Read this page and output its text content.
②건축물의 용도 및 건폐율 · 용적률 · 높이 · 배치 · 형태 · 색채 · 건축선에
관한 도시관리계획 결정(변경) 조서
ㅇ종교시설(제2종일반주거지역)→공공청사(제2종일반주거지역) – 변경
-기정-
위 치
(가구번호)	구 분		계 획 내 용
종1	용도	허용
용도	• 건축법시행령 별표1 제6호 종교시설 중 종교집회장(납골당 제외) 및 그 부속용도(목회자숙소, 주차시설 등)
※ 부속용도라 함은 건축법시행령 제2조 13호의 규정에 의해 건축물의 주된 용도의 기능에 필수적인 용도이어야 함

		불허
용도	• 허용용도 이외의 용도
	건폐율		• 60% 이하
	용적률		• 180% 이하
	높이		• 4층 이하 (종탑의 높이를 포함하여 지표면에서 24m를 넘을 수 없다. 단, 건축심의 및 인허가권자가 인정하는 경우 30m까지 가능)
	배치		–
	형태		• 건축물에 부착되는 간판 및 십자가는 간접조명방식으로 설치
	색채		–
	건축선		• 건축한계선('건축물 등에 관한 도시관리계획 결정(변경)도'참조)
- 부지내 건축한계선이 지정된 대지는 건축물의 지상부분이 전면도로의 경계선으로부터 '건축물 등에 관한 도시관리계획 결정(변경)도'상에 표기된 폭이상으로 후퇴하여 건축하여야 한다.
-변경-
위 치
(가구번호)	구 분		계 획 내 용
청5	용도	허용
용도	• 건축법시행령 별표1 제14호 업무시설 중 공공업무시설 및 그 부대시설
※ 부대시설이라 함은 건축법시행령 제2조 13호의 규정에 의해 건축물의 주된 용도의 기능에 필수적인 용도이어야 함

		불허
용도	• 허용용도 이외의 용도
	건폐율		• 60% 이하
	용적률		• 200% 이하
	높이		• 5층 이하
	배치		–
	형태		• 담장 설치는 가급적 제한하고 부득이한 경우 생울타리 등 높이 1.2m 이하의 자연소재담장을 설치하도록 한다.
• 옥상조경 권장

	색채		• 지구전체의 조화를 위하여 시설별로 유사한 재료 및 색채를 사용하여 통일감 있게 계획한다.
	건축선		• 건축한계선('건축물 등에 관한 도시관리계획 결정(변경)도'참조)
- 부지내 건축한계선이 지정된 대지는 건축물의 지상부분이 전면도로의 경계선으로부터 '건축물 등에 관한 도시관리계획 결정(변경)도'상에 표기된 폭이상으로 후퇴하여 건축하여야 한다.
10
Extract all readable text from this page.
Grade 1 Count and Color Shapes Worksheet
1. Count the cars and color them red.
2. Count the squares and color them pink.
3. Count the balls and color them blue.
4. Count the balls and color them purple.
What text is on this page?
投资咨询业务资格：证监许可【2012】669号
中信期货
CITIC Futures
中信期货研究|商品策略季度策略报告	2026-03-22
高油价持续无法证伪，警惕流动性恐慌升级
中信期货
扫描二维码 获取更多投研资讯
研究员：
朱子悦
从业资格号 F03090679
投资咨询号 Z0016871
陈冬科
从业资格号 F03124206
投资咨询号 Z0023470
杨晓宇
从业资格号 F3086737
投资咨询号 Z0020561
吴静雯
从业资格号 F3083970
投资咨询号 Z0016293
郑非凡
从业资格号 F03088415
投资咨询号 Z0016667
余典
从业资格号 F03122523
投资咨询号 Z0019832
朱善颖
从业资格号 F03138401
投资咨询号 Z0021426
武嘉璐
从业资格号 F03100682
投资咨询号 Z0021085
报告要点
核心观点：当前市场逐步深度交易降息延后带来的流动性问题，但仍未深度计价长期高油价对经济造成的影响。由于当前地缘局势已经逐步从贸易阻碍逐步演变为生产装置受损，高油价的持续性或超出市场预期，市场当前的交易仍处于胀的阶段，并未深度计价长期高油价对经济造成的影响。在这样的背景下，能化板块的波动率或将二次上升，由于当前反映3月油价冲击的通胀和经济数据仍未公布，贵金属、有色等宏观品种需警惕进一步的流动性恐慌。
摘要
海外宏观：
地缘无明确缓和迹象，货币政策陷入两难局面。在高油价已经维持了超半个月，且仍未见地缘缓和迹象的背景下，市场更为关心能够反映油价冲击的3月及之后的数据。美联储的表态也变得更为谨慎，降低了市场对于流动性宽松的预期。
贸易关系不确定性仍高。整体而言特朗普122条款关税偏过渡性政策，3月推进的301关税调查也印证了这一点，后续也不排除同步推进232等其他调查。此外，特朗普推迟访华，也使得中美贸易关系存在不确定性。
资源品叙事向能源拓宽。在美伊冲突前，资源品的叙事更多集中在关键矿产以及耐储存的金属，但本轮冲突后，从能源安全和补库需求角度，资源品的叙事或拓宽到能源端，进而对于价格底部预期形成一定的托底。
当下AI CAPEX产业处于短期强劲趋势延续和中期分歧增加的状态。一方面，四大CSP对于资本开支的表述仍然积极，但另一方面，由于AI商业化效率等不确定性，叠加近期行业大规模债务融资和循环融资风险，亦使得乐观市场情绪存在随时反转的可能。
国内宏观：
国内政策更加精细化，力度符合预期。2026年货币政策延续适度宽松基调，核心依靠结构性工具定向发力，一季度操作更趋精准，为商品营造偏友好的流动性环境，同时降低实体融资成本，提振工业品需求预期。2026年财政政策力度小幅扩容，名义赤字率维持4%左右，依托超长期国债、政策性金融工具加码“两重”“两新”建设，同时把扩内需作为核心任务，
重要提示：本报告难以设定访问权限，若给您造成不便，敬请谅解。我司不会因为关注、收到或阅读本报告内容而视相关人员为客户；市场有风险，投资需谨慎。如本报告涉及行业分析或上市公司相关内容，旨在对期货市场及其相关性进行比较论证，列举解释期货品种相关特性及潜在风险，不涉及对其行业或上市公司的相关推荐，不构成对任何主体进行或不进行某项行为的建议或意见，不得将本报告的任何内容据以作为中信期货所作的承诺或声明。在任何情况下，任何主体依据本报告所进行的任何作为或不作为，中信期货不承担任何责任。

▶ _Aim_
Go through the listing above and pull out each line containing the word "용도이어야".

▶ _Correct answer_
※ 부속용도라 함은 건축법시행령 제2조 13호의 규정에 의해 건축물의 주된 용도의 기능에 필수적인 용도이어야 함
※ 부대시설이라 함은 건축법시행령 제2조 13호의 규정에 의해 건축물의 주된 용도의 기능에 필수적인 용도이어야 함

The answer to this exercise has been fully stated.